Instructions to follow>
Locate the string "amoniaco" throughout the material and copy every line in which it occurs.

Raw records>
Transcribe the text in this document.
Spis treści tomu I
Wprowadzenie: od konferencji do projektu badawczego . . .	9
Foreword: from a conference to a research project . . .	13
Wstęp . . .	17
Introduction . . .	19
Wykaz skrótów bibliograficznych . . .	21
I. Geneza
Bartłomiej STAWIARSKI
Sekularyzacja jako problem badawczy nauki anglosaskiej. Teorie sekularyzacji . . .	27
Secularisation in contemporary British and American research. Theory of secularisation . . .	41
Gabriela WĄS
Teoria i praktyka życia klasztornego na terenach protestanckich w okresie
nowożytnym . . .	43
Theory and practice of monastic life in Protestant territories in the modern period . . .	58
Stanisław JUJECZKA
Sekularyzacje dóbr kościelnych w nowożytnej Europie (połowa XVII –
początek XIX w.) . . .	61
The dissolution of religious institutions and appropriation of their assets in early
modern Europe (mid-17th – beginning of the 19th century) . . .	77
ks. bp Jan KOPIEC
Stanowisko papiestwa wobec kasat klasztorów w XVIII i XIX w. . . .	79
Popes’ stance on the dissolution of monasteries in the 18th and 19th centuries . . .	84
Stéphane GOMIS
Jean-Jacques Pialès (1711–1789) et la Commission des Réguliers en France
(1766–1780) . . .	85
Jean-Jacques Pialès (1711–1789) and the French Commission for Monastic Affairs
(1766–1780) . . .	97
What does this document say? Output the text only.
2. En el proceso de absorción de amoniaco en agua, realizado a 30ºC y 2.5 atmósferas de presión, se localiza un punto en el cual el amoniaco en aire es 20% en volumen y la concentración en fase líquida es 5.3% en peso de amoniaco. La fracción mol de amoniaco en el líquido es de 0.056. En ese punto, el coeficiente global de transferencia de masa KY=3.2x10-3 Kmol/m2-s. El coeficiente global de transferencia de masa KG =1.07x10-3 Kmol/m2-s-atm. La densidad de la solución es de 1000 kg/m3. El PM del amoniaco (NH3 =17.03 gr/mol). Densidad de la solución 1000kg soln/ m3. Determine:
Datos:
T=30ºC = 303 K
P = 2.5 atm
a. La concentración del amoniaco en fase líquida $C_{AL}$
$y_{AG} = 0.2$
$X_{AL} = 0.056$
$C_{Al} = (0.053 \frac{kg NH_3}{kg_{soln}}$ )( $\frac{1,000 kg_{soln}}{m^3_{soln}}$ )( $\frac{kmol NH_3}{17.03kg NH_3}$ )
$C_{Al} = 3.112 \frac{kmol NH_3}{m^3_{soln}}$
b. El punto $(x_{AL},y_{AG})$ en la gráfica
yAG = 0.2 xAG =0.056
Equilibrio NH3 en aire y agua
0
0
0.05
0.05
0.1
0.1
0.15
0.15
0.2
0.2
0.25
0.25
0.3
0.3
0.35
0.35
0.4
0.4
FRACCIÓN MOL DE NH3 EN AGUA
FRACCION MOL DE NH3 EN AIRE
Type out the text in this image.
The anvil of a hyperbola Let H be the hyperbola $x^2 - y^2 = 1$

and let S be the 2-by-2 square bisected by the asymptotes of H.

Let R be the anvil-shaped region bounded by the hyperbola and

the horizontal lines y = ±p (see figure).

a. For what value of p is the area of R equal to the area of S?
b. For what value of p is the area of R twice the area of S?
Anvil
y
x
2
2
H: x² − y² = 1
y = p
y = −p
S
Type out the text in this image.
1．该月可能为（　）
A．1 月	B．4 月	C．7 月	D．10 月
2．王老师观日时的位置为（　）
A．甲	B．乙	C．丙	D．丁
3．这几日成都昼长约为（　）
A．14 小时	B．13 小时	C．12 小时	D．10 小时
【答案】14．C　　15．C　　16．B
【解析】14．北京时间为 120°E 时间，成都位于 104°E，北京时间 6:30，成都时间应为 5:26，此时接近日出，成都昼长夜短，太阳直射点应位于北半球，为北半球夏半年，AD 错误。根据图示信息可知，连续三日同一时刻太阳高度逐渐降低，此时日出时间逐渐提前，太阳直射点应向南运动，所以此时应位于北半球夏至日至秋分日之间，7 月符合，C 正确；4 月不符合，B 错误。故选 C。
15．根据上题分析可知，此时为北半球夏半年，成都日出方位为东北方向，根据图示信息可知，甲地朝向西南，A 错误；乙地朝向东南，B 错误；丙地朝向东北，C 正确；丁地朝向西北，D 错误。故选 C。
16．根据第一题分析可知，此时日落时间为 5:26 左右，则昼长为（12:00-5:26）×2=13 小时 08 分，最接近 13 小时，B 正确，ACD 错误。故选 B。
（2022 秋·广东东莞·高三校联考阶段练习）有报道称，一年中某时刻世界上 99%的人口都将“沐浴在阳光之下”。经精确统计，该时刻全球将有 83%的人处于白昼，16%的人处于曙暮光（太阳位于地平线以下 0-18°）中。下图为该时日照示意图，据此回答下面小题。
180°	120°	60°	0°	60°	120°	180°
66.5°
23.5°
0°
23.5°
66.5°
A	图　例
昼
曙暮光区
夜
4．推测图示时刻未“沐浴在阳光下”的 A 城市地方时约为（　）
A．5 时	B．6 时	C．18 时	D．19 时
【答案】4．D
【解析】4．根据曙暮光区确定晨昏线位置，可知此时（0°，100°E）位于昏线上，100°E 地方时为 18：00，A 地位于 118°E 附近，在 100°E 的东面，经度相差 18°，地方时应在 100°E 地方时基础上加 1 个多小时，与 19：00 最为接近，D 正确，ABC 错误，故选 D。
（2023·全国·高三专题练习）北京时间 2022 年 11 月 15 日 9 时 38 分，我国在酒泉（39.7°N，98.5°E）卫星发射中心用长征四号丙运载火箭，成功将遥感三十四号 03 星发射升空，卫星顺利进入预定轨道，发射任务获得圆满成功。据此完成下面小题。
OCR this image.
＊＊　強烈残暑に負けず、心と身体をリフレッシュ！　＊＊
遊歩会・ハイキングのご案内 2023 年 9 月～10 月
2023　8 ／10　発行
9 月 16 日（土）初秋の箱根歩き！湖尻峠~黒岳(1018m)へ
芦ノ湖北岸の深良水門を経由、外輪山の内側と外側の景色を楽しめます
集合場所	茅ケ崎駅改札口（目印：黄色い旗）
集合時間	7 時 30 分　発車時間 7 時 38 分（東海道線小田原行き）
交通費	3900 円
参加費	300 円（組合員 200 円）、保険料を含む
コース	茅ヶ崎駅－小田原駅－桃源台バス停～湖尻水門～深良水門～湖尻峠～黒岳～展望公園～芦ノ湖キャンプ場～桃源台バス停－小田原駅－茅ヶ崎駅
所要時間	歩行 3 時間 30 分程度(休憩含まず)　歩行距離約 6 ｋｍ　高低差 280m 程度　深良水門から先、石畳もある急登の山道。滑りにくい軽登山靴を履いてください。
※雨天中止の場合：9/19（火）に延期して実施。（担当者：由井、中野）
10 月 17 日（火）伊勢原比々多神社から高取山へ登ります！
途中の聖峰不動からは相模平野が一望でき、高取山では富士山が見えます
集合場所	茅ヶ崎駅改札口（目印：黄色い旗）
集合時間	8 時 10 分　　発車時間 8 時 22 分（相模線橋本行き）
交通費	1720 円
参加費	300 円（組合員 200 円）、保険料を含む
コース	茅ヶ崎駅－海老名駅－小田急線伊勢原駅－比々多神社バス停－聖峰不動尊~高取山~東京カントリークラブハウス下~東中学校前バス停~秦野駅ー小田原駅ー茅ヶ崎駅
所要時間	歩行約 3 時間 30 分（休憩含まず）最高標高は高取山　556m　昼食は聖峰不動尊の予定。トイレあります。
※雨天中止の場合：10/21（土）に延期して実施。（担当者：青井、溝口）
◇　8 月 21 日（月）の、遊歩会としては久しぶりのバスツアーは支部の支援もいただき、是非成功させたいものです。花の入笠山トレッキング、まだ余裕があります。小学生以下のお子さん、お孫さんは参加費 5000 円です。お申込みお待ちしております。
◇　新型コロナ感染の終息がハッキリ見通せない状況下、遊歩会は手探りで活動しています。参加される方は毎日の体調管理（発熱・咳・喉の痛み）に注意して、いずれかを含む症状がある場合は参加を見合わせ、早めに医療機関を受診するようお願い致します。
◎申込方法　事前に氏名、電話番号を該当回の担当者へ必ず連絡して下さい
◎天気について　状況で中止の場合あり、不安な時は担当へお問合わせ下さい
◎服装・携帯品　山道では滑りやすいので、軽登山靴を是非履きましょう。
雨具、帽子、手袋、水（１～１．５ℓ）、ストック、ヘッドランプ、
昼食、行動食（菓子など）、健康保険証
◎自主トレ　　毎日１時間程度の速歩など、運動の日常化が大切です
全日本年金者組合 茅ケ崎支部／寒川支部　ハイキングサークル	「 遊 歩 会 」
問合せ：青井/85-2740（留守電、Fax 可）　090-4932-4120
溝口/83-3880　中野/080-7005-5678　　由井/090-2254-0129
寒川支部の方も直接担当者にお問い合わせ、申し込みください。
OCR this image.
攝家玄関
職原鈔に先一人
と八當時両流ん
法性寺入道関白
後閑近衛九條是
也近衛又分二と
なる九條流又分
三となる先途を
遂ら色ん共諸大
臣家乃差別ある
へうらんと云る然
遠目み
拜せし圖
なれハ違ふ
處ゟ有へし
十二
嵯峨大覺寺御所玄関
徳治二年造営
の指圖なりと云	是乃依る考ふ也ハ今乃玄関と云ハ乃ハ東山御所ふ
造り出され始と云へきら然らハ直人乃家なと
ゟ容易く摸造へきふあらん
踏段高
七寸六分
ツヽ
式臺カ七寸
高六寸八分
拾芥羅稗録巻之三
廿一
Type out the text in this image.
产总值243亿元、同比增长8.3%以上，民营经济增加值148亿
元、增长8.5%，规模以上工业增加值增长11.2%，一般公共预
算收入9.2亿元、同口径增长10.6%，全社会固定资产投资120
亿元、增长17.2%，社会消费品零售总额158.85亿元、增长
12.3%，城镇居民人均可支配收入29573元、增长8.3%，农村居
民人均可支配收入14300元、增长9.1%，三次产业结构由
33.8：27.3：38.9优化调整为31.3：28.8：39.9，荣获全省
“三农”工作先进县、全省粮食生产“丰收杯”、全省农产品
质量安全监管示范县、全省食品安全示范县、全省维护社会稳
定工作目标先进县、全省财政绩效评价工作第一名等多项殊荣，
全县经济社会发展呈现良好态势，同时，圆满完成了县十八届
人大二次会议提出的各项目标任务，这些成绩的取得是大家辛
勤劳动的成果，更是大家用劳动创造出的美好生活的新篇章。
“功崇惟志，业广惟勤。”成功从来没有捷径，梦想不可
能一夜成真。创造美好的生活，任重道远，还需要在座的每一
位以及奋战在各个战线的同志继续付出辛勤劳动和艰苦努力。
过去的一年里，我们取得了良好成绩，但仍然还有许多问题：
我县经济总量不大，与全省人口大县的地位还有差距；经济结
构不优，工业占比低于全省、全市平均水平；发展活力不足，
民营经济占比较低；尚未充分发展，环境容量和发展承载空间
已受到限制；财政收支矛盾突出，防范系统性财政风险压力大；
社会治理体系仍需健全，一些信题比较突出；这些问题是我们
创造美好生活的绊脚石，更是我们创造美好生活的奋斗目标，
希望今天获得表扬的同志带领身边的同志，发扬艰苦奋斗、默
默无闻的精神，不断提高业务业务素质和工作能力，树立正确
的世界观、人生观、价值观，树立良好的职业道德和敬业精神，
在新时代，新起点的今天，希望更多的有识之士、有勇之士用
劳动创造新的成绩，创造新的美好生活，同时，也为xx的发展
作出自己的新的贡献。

Written solution>
2. En el proceso de absorción de amoniaco en agua, realizado a 30ºC y 2.5 atmósferas de presión, se localiza un punto en el cual el amoniaco en aire es 20% en volumen y la concentración en fase líquida es 5.3% en peso de amoniaco. La fracción mol de amoniaco en el líquido es de 0.056. En ese punto, el coeficiente global de transferencia de masa KY=3.2x10-3 Kmol/m2-s. El coeficiente global de transferencia de masa KG =1.07x10-3 Kmol/m2-s-atm. La densidad de la solución es de 1000 kg/m3. El PM del amoniaco (NH3 =17.03 gr/mol). Densidad de la solución 1000kg soln/ m3. Determine:
a. La concentración del amoniaco en fase líquida $C_{AL}$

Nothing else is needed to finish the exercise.